===== KUTIPAN TEKS =====
5) Observasi tanda dan lokasi sianosis.
D.
Evaluasi
1) Meningkatkan fungsi pernapasan optimal
2) Mencegah / menurunkan resiko terhadap potesial
komplikasi
3) Kerusakan pertukaran gas tidak terjadi
E.
Pemeriksaan Diagnostik
1.
Analisa gas darah ( PH kurang dari 7,20 )
2.
Penilaian APGAR Score meliputi (Warna
kulit, frekuensi jantung, usaha nafas, tonus otot dan reflek)
3.
Pemeriksaan EEG dan CT-Scan jika sudah
timbul komplikasi
4.
Pengkajian spesifik
F. Penatalaksanaan
Tujuan utama mengatasi
asfiksia adalah untuk mempertahankan kelangsungan hidup dan membatasi gejala
sisa (sekuele) yang mungkin timbul di kemudian hari. Tindakan yang dikerjakan
pada bayi lazim disebut resusitasi bayi baru lahir.
Sebelum resusitasi dikerjakan, perlu
diperhatikan bahwa :
1.
Faktor waktu sangat penting. Makin lama
bayi menderita asfiksia, pertumbuhan homeostasis yang timbul makin berat.
Resusitasi akan semakin sulit dan kemungkinan timbulnya sekuele akan meningkat
2.
Kerusakan yang timbul pada bayi akibat
anoksia/ hipoksia antenatal tidak dapat diperbaiki, tetapi kerusakan yang akan
terjadi karena anoksia/hipoksia paska natal harus dicegah dan diatasi.
3.
Riwayat kehamilan dan persalinan akan
memberikan keterangan yang jelas tentang faktor penyebab terjadinya depresi pernafasan
pada bayi baru lahir
4.
Penilaian bayi baru lahir perlu dikenal
baik, agar resusitasi yang dilakukan dapat dipilih dan ditentukan secara cepat
dan tepat.
Prinsip dasar resusitasi yang perlu
diingat adalah:
1.
=====
Lanjutkan teks tentang asfiksia pada bayi baru lahir di atas, mulai dari bagian tempat teks itu berhenti.
===== DATA TERCATAT =====
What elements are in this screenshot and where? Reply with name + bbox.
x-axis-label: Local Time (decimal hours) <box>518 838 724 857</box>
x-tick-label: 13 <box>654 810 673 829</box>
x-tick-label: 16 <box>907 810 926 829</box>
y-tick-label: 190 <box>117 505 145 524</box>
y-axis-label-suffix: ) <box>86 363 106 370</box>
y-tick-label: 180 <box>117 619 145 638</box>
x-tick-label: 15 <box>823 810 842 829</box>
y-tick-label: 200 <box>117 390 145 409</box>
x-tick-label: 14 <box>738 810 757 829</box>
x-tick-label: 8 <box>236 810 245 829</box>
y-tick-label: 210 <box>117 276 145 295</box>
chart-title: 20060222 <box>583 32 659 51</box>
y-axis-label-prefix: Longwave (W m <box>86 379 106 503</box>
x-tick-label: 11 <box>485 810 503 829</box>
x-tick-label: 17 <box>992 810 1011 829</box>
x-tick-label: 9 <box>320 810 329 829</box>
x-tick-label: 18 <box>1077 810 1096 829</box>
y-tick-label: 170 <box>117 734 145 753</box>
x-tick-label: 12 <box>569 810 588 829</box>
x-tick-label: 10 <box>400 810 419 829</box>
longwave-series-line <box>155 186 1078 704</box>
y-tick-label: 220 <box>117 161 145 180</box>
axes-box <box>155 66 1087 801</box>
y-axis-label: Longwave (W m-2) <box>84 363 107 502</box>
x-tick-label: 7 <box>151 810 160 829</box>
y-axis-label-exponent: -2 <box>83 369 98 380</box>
=====
> HASIL TUGAS:
Membersihkan lingkungan yang baik pada
bayi dan mengusahakan saluran pernafasan tetap bebas serta merangsang timbulnya
pernafasan, yaitu agar oksigenasi dan pengeluaran CO2 berjalan lancar.
2.
Memberikan bantuan pernafasan secara aktif
pada bayi yang menunjukkan usaha pernafasan lemah.
3.
Melakukan koreksi terhadap asidosis yang
terjadi
4.
Menjaga agar sirkulasi darah tetap baik.
Tindakan Umum :
1.
Pengawasan suhu tubuh
Pertahankan suhu tubuh
agar bayi tidak kedinginan, karena hal ini akan memperburuk keadaan
asfiksia.Bayi baru lahir secara relative banyak kehilangan panas yang diikuti
oleh penurunan suhu tubuh. Penurunan suhu tubuh akan mempertinggi metabolisme
sel sehingga kebutuhabn oksigen meningkat. Perlu diperhatikan agar bayi
mendapat lingkungan yang hangat segera setelah lahir. Jangan biarkan bayi
kedinginan (membungkus bayi dengan kain kering dan hangat), Badan bayi harus
dalam keadaan kering, jangan memandikan bayi dengan air dingin, gunakan minyak
atau baby oil untuk membersihkan tubuh bayi. Kepala ditutup dengan kain atau
topi kepala yang terbuat dari plastic
2.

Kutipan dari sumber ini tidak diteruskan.